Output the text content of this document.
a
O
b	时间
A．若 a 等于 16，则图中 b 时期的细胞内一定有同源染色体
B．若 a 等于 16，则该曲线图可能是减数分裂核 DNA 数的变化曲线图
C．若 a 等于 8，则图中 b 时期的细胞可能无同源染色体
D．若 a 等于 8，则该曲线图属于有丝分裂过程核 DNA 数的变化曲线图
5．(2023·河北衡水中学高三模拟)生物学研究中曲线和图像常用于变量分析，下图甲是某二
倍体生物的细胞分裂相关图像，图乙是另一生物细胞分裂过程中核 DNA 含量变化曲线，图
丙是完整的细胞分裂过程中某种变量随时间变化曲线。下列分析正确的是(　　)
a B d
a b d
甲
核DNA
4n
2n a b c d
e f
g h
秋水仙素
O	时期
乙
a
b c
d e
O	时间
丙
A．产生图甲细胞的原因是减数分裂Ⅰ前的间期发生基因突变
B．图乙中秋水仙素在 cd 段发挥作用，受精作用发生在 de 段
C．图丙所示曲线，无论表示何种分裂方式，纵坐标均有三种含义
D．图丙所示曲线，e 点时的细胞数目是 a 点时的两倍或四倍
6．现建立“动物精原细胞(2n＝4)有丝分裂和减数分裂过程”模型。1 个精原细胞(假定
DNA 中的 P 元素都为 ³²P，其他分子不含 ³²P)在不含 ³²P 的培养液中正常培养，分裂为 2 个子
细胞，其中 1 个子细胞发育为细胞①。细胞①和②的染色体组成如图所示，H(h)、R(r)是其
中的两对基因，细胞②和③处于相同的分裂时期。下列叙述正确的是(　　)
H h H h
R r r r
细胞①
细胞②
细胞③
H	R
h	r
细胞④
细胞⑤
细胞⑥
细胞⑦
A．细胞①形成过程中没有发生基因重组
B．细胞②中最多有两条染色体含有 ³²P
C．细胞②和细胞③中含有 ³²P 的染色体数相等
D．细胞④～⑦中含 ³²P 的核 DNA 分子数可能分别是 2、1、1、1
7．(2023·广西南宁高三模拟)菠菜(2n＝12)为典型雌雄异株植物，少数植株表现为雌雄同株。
________
**Short problem:** Write out every record verbatim.

**Result:**
Output the text content of this document.
a
O
b	时间
A．若 a 等于 16，则图中 b 时期的细胞内一定有同源染色体
B．若 a 等于 16，则该曲线图可能是减数分裂核 DNA 数的变化曲线图
C．若 a 等于 8，则图中 b 时期的细胞可能无同源染色体
D．若 a 等于 8，则该曲线图属于有丝分裂过程核 DNA 数的变化曲线图
5．(2023·河北衡水中学高三模拟)生物学研究中曲线和图像常用于变量分析，下图甲是某二
倍体生物的细胞分裂相关图像，图乙是另一生物细胞分裂过程中核 DNA 含量变化曲线，图
丙是完整的细胞分裂过程中某种变量随时间变化曲线。下列分析正确的是(　　)
a B d
a b d
甲
核DNA
4n
2n a b c d
e f
g h
秋水仙素
O	时期
乙
a
b c
d e
O	时间
丙
A．产生图甲细胞的原因是减数分裂Ⅰ前的间期发生基因突变
B．图乙中秋水仙素在 cd 段发挥作用，受精作用发生在 de 段
C．图丙所示曲线，无论表示何种分裂方式，纵坐标均有三种含义
D．图丙所示曲线，e 点时的细胞数目是 a 点时的两倍或四倍
6．现建立“动物精原细胞(2n＝4)有丝分裂和减数分裂过程”模型。1 个精原细胞(假定
DNA 中的 P 元素都为 ³²P，其他分子不含 ³²P)在不含 ³²P 的培养液中正常培养，分裂为 2 个子
细胞，其中 1 个子细胞发育为细胞①。细胞①和②的染色体组成如图所示，H(h)、R(r)是其
中的两对基因，细胞②和③处于相同的分裂时期。下列叙述正确的是(　　)
H h H h
R r r r
细胞①
细胞②
细胞③
H	R
h	r
细胞④
细胞⑤
细胞⑥
细胞⑦
A．细胞①形成过程中没有发生基因重组
B．细胞②中最多有两条染色体含有 ³²P
C．细胞②和细胞③中含有 ³²P 的染色体数相等
D．细胞④～⑦中含 ³²P 的核 DNA 分子数可能分别是 2、1、1、1
7．(2023·广西南宁高三模拟)菠菜(2n＝12)为典型雌雄异株植物，少数植株表现为雌雄同株。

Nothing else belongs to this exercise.